* Begin *

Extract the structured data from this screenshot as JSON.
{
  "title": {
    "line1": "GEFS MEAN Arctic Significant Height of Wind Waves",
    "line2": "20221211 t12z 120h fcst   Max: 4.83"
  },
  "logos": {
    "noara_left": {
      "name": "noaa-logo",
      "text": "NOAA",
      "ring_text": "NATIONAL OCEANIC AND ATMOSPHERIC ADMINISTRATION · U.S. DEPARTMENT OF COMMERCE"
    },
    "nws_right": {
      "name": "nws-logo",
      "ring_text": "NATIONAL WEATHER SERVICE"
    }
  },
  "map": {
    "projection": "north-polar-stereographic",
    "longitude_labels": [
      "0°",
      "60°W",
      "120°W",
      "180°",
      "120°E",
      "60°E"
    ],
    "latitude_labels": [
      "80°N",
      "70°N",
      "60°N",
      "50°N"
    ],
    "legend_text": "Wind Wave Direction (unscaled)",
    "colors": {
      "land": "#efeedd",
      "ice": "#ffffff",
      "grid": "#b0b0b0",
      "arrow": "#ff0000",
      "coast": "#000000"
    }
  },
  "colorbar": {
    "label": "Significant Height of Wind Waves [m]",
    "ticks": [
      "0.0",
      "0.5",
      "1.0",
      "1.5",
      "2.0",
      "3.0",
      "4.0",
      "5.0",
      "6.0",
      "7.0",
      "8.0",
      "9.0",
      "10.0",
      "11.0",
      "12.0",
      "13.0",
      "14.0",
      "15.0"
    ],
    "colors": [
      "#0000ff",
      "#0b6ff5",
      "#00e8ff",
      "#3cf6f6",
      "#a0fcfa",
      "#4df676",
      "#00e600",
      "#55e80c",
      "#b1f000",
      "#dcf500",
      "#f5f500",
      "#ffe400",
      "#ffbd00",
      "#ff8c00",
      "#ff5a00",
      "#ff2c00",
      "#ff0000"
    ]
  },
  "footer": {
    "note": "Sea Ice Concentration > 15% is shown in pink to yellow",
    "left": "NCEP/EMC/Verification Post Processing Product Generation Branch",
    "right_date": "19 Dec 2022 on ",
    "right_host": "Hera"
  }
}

* End *

WHAT YOU WILL DO: Reproduce the listing above verbatim, from first line to last.

TASK SOLUTION:
Extract the structured data from this screenshot as JSON.
{
  "title": {
    "line1": "GEFS MEAN Arctic Significant Height of Wind Waves",
    "line2": "20221211 t12z 120h fcst   Max: 4.83"
  },
  "logos": {
    "noara_left": {
      "name": "noaa-logo",
      "text": "NOAA",
      "ring_text": "NATIONAL OCEANIC AND ATMOSPHERIC ADMINISTRATION · U.S. DEPARTMENT OF COMMERCE"
    },
    "nws_right": {
      "name": "nws-logo",
      "ring_text": "NATIONAL WEATHER SERVICE"
    }
  },
  "map": {
    "projection": "north-polar-stereographic",
    "longitude_labels": [
      "0°",
      "60°W",
      "120°W",
      "180°",
      "120°E",
      "60°E"
    ],
    "latitude_labels": [
      "80°N",
      "70°N",
      "60°N",
      "50°N"
    ],
    "legend_text": "Wind Wave Direction (unscaled)",
    "colors": {
      "land": "#efeedd",
      "ice": "#ffffff",
      "grid": "#b0b0b0",
      "arrow": "#ff0000",
      "coast": "#000000"
    }
  },
  "colorbar": {
    "label": "Significant Height of Wind Waves [m]",
    "ticks": [
      "0.0",
      "0.5",
      "1.0",
      "1.5",
      "2.0",
      "3.0",
      "4.0",
      "5.0",
      "6.0",
      "7.0",
      "8.0",
      "9.0",
      "10.0",
      "11.0",
      "12.0",
      "13.0",
      "14.0",
      "15.0"
    ],
    "colors": [
      "#0000ff",
      "#0b6ff5",
      "#00e8ff",
      "#3cf6f6",
      "#a0fcfa",
      "#4df676",
      "#00e600",
      "#55e80c",
      "#b1f000",
      "#dcf500",
      "#f5f500",
      "#ffe400",
      "#ffbd00",
      "#ff8c00",
      "#ff5a00",
      "#ff2c00",
      "#ff0000"
    ]
  },
  "footer": {
    "note": "Sea Ice Concentration > 15% is shown in pink to yellow",
    "left": "NCEP/EMC/Verification Post Processing Product Generation Branch",
    "right_date": "19 Dec 2022 on ",
    "right_host": "Hera"
  }
}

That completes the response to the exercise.